> Data supplied
— start —

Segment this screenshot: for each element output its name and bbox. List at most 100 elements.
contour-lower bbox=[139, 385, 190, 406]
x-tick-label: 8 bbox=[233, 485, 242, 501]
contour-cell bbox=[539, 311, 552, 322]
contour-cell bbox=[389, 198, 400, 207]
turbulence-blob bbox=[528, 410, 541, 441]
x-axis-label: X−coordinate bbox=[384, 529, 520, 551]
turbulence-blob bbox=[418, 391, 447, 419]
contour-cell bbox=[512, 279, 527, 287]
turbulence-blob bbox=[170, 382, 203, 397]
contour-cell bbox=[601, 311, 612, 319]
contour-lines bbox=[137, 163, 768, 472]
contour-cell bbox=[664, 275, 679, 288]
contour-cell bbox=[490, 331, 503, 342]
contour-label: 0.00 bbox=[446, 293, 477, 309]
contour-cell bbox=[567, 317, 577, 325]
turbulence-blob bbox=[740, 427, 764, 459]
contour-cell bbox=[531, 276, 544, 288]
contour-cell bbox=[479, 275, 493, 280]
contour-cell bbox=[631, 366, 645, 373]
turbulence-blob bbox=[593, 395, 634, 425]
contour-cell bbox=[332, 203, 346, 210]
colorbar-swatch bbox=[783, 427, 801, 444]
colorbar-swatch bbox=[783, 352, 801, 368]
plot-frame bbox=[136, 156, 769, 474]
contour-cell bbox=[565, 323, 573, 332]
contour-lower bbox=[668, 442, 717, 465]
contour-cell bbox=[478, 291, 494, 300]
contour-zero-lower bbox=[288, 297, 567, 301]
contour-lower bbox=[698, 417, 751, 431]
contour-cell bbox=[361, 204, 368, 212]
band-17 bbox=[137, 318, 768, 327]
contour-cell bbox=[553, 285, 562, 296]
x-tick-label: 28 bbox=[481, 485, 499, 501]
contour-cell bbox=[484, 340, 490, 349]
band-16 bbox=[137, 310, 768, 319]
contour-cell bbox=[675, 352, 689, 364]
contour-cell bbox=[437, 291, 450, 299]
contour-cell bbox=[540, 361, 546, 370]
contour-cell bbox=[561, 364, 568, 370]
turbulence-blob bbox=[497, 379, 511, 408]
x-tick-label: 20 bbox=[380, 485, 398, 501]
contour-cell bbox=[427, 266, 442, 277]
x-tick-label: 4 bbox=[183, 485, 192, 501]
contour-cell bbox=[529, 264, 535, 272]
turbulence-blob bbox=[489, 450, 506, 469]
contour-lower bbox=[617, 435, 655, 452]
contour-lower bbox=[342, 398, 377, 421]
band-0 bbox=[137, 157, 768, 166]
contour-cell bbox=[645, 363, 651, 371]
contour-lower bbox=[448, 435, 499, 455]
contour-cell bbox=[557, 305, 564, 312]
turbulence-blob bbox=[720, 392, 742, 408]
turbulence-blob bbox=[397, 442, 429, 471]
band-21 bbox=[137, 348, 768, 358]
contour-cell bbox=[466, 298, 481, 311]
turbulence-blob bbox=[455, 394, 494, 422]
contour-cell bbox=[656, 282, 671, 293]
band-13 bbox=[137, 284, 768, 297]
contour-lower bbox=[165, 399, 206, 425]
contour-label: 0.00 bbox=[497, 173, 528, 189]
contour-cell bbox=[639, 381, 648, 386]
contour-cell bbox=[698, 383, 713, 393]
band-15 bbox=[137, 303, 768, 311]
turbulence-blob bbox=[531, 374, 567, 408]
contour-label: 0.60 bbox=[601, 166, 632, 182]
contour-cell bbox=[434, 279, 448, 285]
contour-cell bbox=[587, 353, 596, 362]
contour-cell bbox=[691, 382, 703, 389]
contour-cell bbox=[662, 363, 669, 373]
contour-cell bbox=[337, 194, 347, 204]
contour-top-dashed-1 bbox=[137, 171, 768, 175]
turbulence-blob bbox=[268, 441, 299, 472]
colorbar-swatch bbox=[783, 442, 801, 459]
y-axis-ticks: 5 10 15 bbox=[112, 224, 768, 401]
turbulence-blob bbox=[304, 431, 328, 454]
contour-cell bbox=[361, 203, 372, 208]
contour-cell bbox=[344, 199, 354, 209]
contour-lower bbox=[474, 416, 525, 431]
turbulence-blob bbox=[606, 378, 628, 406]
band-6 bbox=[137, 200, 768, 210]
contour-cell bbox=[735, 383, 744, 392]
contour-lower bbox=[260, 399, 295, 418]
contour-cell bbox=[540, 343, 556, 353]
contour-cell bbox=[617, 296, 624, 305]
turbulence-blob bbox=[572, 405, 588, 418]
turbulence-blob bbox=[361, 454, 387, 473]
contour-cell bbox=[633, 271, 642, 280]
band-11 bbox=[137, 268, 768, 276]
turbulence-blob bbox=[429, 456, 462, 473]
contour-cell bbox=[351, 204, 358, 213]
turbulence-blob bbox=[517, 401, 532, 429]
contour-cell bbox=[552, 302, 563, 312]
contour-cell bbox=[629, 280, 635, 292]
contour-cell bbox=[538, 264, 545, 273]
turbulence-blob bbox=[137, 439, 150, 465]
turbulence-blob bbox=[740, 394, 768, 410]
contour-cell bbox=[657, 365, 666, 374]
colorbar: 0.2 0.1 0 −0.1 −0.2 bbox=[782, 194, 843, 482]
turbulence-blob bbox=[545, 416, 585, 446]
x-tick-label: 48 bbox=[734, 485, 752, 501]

— end —

> Instructions to follow
Please rewrite all the rows above, replacing every "turbulence-blob" with "eddy-region" and leaving everything else unchanged.

> Exercise response
Segment this screenshot: for each element output its name and bbox. List at most 100 elements.
contour-lower bbox=[139, 385, 190, 406]
x-tick-label: 8 bbox=[233, 485, 242, 501]
contour-cell bbox=[539, 311, 552, 322]
contour-cell bbox=[389, 198, 400, 207]
eddy-region bbox=[528, 410, 541, 441]
x-axis-label: X−coordinate bbox=[384, 529, 520, 551]
eddy-region bbox=[418, 391, 447, 419]
contour-cell bbox=[512, 279, 527, 287]
eddy-region bbox=[170, 382, 203, 397]
contour-cell bbox=[601, 311, 612, 319]
contour-lines bbox=[137, 163, 768, 472]
contour-cell bbox=[664, 275, 679, 288]
contour-cell bbox=[490, 331, 503, 342]
contour-label: 0.00 bbox=[446, 293, 477, 309]
contour-cell bbox=[567, 317, 577, 325]
eddy-region bbox=[740, 427, 764, 459]
contour-cell bbox=[531, 276, 544, 288]
contour-cell bbox=[479, 275, 493, 280]
contour-cell bbox=[631, 366, 645, 373]
eddy-region bbox=[593, 395, 634, 425]
contour-cell bbox=[332, 203, 346, 210]
colorbar-swatch bbox=[783, 427, 801, 444]
colorbar-swatch bbox=[783, 352, 801, 368]
plot-frame bbox=[136, 156, 769, 474]
contour-cell bbox=[565, 323, 573, 332]
contour-lower bbox=[668, 442, 717, 465]
contour-cell bbox=[478, 291, 494, 300]
contour-zero-lower bbox=[288, 297, 567, 301]
contour-lower bbox=[698, 417, 751, 431]
contour-cell bbox=[361, 204, 368, 212]
band-17 bbox=[137, 318, 768, 327]
contour-cell bbox=[553, 285, 562, 296]
x-tick-label: 28 bbox=[481, 485, 499, 501]
contour-cell bbox=[484, 340, 490, 349]
band-16 bbox=[137, 310, 768, 319]
contour-cell bbox=[675, 352, 689, 364]
contour-cell bbox=[437, 291, 450, 299]
contour-cell bbox=[540, 361, 546, 370]
contour-cell bbox=[561, 364, 568, 370]
eddy-region bbox=[497, 379, 511, 408]
x-tick-label: 20 bbox=[380, 485, 398, 501]
contour-cell bbox=[427, 266, 442, 277]
x-tick-label: 4 bbox=[183, 485, 192, 501]
contour-cell bbox=[529, 264, 535, 272]
eddy-region bbox=[489, 450, 506, 469]
contour-lower bbox=[617, 435, 655, 452]
contour-lower bbox=[342, 398, 377, 421]
band-0 bbox=[137, 157, 768, 166]
contour-cell bbox=[645, 363, 651, 371]
contour-lower bbox=[448, 435, 499, 455]
contour-cell bbox=[557, 305, 564, 312]
eddy-region bbox=[720, 392, 742, 408]
eddy-region bbox=[397, 442, 429, 471]
band-21 bbox=[137, 348, 768, 358]
contour-cell bbox=[466, 298, 481, 311]
eddy-region bbox=[455, 394, 494, 422]
contour-cell bbox=[656, 282, 671, 293]
band-13 bbox=[137, 284, 768, 297]
contour-lower bbox=[165, 399, 206, 425]
contour-label: 0.00 bbox=[497, 173, 528, 189]
contour-cell bbox=[639, 381, 648, 386]
contour-cell bbox=[698, 383, 713, 393]
band-15 bbox=[137, 303, 768, 311]
eddy-region bbox=[531, 374, 567, 408]
contour-label: 0.60 bbox=[601, 166, 632, 182]
contour-cell bbox=[434, 279, 448, 285]
contour-cell bbox=[587, 353, 596, 362]
contour-cell bbox=[691, 382, 703, 389]
contour-cell bbox=[662, 363, 669, 373]
contour-cell bbox=[337, 194, 347, 204]
contour-top-dashed-1 bbox=[137, 171, 768, 175]
eddy-region bbox=[268, 441, 299, 472]
colorbar-swatch bbox=[783, 442, 801, 459]
y-axis-ticks: 5 10 15 bbox=[112, 224, 768, 401]
eddy-region bbox=[304, 431, 328, 454]
contour-cell bbox=[361, 203, 372, 208]
contour-cell bbox=[344, 199, 354, 209]
contour-lower bbox=[474, 416, 525, 431]
eddy-region bbox=[606, 378, 628, 406]
band-6 bbox=[137, 200, 768, 210]
contour-cell bbox=[735, 383, 744, 392]
contour-lower bbox=[260, 399, 295, 418]
contour-cell bbox=[540, 343, 556, 353]
contour-cell bbox=[617, 296, 624, 305]
eddy-region bbox=[572, 405, 588, 418]
eddy-region bbox=[361, 454, 387, 473]
contour-cell bbox=[633, 271, 642, 280]
band-11 bbox=[137, 268, 768, 276]
eddy-region bbox=[429, 456, 462, 473]
contour-cell bbox=[351, 204, 358, 213]
eddy-region bbox=[517, 401, 532, 429]
contour-cell bbox=[552, 302, 563, 312]
contour-cell bbox=[629, 280, 635, 292]
contour-cell bbox=[538, 264, 545, 273]
eddy-region bbox=[137, 439, 150, 465]
eddy-region bbox=[740, 394, 768, 410]
contour-cell bbox=[657, 365, 666, 374]
colorbar: 0.2 0.1 0 −0.1 −0.2 bbox=[782, 194, 843, 482]
eddy-region bbox=[545, 416, 585, 446]
x-tick-label: 48 bbox=[734, 485, 752, 501]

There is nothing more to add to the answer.